**Input:**
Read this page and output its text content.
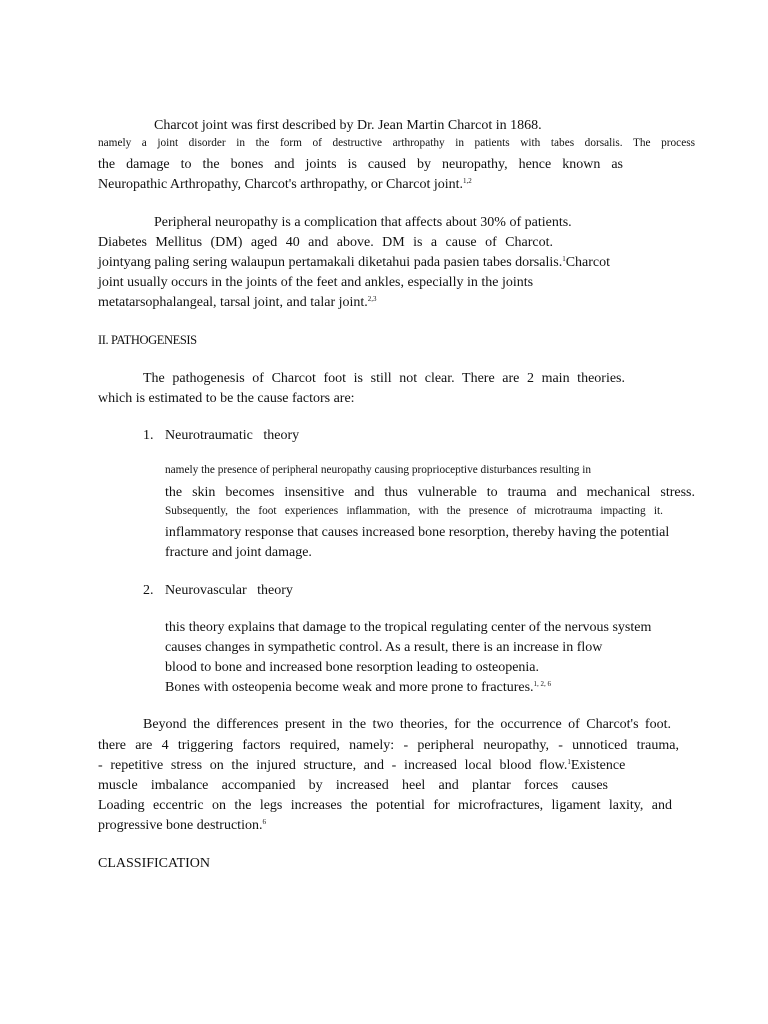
Charcot joint was first described by Dr. Jean Martin Charcot in 1868.
namely a joint disorder in the form of destructive arthropathy in patients with tabes dorsalis. The process
the damage to the bones and joints is caused by neuropathy, hence known as
Neuropathic Arthropathy, Charcot's arthropathy, or Charcot joint.$^{1,2}$
Peripheral neuropathy is a complication that affects about 30% of patients.
Diabetes Mellitus (DM) aged 40 and above. DM is a cause of Charcot.
jointyang paling sering walaupun pertamakali diketahui pada pasien tabes dorsalis.$^1$Charcot
joint usually occurs in the joints of the feet and ankles, especially in the joints
metatarsophalangeal, tarsal joint, and talar joint.$^{2,3}$
II. PATHOGENESIS
The pathogenesis of Charcot foot is still not clear. There are 2 main theories.
which is estimated to be the cause factors are:
1. Neurotraumatic   theory
namely the presence of peripheral neuropathy causing proprioceptive disturbances resulting in
the skin becomes insensitive and thus vulnerable to trauma and mechanical stress.
Subsequently, the foot experiences inflammation, with the presence of microtrauma impacting it.
inflammatory response that causes increased bone resorption, thereby having the potential
fracture and joint damage.
2. Neurovascular   theory
this theory explains that damage to the tropical regulating center of the nervous system
causes changes in sympathetic control. As a result, there is an increase in flow
blood to bone and increased bone resorption leading to osteopenia.
Bones with osteopenia become weak and more prone to fractures.$^{1, 2, 6}$
Beyond the differences present in the two theories, for the occurrence of Charcot's foot.
there are 4 triggering factors required, namely: - peripheral neuropathy, - unnoticed trauma,
- repetitive stress on the injured structure, and - increased local blood flow.$^1$Existence
muscle imbalance accompanied by increased heel and plantar forces causes
Loading eccentric on the legs increases the potential for microfractures, ligament laxity, and
progressive bone destruction.$^6$
CLASSIFICATION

**Task goal:**
In your copy of the listing above, every line must match exactly and no picture may appear.

**Expected answer:**
Read this page and output its text content.
Charcot joint was first described by Dr. Jean Martin Charcot in 1868.
namely a joint disorder in the form of destructive arthropathy in patients with tabes dorsalis. The process
the damage to the bones and joints is caused by neuropathy, hence known as
Neuropathic Arthropathy, Charcot's arthropathy, or Charcot joint.$^{1,2}$
Peripheral neuropathy is a complication that affects about 30% of patients.
Diabetes Mellitus (DM) aged 40 and above. DM is a cause of Charcot.
jointyang paling sering walaupun pertamakali diketahui pada pasien tabes dorsalis.$^1$Charcot
joint usually occurs in the joints of the feet and ankles, especially in the joints
metatarsophalangeal, tarsal joint, and talar joint.$^{2,3}$
II. PATHOGENESIS
The pathogenesis of Charcot foot is still not clear. There are 2 main theories.
which is estimated to be the cause factors are:
1. Neurotraumatic   theory
namely the presence of peripheral neuropathy causing proprioceptive disturbances resulting in
the skin becomes insensitive and thus vulnerable to trauma and mechanical stress.
Subsequently, the foot experiences inflammation, with the presence of microtrauma impacting it.
inflammatory response that causes increased bone resorption, thereby having the potential
fracture and joint damage.
2. Neurovascular   theory
this theory explains that damage to the tropical regulating center of the nervous system
causes changes in sympathetic control. As a result, there is an increase in flow
blood to bone and increased bone resorption leading to osteopenia.
Bones with osteopenia become weak and more prone to fractures.$^{1, 2, 6}$
Beyond the differences present in the two theories, for the occurrence of Charcot's foot.
there are 4 triggering factors required, namely: - peripheral neuropathy, - unnoticed trauma,
- repetitive stress on the injured structure, and - increased local blood flow.$^1$Existence
muscle imbalance accompanied by increased heel and plantar forces causes
Loading eccentric on the legs increases the potential for microfractures, ligament laxity, and
progressive bone destruction.$^6$
CLASSIFICATION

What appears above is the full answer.